Task goal
Every line below that contains "reading" is to be copied.

[Collected data entries]
- - - - - - -

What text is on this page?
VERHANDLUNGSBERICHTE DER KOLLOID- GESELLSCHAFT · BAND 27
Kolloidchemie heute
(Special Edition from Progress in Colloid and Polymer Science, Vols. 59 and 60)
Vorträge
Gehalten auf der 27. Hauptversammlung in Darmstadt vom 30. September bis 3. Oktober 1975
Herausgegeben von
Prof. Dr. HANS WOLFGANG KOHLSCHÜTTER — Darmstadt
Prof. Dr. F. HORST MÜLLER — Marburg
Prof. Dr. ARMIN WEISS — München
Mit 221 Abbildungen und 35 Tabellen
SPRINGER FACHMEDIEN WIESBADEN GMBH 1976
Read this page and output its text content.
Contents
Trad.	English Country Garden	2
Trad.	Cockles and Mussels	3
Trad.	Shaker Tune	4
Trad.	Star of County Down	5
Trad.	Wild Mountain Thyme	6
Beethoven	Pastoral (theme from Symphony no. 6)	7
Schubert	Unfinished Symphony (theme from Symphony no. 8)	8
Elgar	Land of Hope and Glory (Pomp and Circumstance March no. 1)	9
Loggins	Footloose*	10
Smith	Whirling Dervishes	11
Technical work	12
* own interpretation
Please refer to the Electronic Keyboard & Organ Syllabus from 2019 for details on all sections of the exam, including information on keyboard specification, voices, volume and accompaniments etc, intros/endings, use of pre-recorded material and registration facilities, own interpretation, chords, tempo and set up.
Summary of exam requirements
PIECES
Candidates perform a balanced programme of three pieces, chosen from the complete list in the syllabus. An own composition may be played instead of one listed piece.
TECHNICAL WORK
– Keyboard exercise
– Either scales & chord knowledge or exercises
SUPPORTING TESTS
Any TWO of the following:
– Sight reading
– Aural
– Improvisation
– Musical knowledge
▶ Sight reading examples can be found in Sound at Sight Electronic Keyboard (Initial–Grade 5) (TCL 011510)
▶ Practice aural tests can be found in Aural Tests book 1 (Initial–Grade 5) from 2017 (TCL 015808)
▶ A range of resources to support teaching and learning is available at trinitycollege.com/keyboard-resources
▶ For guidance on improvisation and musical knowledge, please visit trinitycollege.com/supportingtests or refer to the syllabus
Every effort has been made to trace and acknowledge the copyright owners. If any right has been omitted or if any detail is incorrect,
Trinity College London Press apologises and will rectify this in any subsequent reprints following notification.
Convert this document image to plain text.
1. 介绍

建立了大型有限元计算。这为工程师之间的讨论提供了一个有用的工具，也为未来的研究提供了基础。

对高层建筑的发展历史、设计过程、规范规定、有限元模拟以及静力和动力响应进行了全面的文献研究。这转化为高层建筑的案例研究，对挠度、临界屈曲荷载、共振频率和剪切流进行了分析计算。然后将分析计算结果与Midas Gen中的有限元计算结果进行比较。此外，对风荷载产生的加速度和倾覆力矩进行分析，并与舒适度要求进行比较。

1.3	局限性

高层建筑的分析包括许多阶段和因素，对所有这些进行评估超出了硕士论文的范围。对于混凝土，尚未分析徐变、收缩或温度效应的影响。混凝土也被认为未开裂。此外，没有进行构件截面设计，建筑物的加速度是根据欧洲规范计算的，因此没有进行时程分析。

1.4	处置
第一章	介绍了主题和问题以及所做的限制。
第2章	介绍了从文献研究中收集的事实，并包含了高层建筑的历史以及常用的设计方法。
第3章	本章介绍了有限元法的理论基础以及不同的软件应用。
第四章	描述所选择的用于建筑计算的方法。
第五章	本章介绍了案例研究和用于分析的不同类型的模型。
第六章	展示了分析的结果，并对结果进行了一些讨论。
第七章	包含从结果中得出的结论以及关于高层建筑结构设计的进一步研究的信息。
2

- - - - - - -

Correct output
– Sight reading
▶ Sight reading examples can be found in Sound at Sight Electronic Keyboard (Initial–Grade 5) (TCL 011510)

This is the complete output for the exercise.